> _WHAT THE TASK ASKS_
Determine the number of lines in the listing that include the string "passes"; the reply consists of that number only.
####
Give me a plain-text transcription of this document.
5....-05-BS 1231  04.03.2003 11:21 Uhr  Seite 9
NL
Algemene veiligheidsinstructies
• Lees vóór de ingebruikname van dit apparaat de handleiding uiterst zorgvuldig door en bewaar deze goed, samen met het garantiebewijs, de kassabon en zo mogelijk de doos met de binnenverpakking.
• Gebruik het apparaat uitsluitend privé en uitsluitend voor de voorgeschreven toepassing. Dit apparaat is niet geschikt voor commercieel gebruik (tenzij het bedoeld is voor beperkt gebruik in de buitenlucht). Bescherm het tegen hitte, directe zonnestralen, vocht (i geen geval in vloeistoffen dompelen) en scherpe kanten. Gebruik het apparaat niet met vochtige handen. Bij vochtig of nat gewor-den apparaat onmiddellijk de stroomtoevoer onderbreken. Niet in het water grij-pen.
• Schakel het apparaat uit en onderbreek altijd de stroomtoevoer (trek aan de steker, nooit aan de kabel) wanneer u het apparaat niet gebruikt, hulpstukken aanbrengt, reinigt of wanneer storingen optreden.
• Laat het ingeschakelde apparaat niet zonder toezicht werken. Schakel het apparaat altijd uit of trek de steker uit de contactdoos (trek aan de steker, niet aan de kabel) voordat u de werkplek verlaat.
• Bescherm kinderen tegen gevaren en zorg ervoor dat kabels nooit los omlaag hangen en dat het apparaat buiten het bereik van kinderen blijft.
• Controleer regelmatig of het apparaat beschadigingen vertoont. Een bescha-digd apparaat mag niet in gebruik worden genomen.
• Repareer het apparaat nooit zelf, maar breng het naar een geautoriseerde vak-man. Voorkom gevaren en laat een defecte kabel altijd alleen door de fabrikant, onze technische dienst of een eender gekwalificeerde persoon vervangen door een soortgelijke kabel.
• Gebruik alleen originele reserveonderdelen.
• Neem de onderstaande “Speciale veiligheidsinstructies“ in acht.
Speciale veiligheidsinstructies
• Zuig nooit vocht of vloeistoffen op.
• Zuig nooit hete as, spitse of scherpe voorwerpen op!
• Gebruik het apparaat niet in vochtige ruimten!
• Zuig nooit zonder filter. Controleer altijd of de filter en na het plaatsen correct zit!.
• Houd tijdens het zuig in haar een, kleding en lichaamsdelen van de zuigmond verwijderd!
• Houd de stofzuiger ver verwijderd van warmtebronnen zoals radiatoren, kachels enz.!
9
####
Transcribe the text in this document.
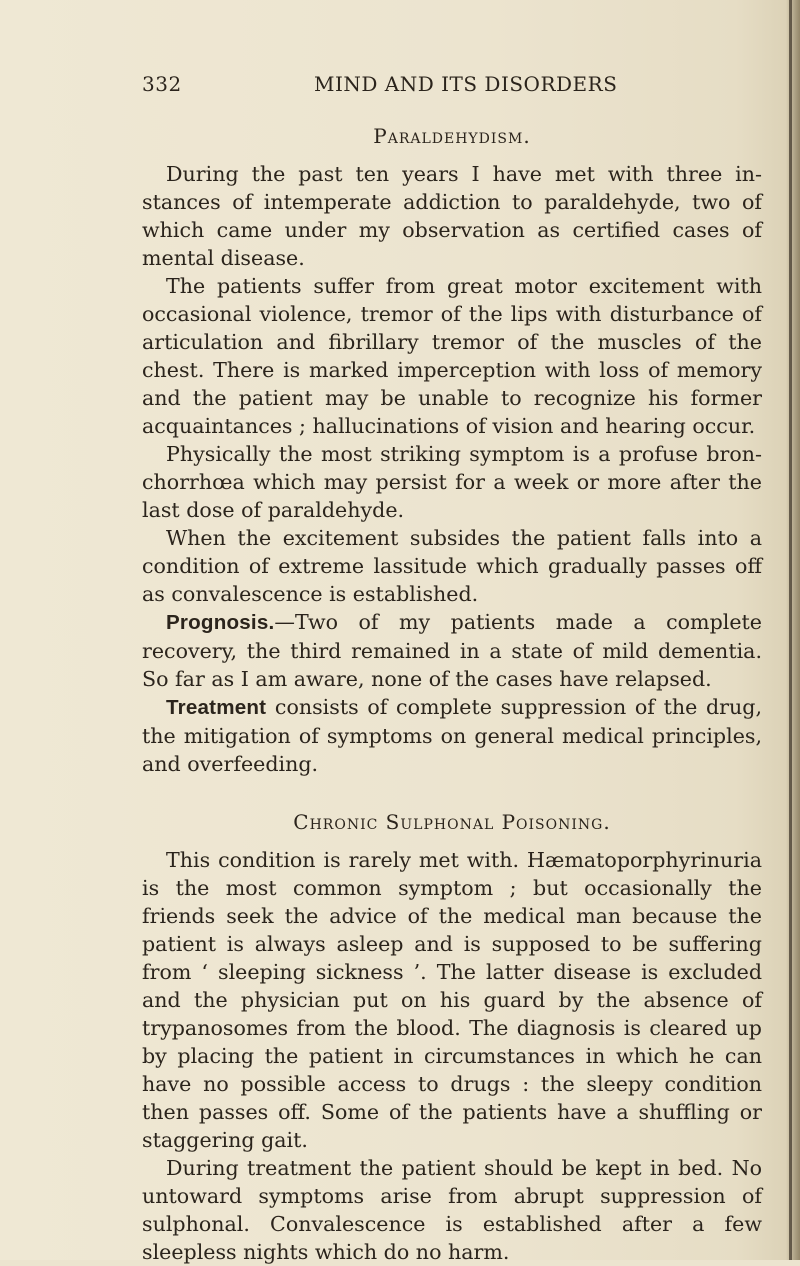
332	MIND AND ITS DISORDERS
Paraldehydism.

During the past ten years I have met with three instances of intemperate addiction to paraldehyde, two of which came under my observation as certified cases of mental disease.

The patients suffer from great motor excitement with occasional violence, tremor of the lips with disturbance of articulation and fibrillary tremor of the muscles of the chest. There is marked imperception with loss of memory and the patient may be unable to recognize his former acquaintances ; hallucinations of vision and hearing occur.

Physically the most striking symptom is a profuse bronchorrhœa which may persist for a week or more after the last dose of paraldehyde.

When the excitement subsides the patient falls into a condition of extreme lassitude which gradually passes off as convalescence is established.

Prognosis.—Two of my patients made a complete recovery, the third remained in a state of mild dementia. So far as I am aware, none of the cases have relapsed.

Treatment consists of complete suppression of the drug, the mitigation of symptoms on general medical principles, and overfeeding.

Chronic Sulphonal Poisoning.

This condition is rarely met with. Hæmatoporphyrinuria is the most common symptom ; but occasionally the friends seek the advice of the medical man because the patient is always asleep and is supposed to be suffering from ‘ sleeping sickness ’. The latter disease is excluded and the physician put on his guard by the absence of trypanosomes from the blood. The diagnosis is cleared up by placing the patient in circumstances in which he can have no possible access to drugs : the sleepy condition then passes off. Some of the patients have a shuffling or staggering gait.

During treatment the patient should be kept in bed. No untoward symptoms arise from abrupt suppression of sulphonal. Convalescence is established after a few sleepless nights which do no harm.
####
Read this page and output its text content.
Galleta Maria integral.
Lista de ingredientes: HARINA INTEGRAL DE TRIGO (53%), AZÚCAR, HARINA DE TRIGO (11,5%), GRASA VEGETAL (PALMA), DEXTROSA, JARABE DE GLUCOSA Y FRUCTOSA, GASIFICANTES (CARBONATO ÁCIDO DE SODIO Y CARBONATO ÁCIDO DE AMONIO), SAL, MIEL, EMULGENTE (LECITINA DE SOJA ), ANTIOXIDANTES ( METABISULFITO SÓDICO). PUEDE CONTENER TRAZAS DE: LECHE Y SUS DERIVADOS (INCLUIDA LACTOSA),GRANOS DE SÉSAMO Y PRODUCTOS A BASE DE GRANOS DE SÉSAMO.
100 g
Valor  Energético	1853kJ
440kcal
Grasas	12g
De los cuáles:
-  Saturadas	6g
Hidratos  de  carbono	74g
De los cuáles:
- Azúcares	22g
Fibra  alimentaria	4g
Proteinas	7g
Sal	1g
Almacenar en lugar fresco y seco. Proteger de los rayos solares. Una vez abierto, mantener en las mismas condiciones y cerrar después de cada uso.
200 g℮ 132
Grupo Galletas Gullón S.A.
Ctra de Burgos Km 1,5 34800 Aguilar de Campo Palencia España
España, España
####
> _EXERCISE OUTPUT_
2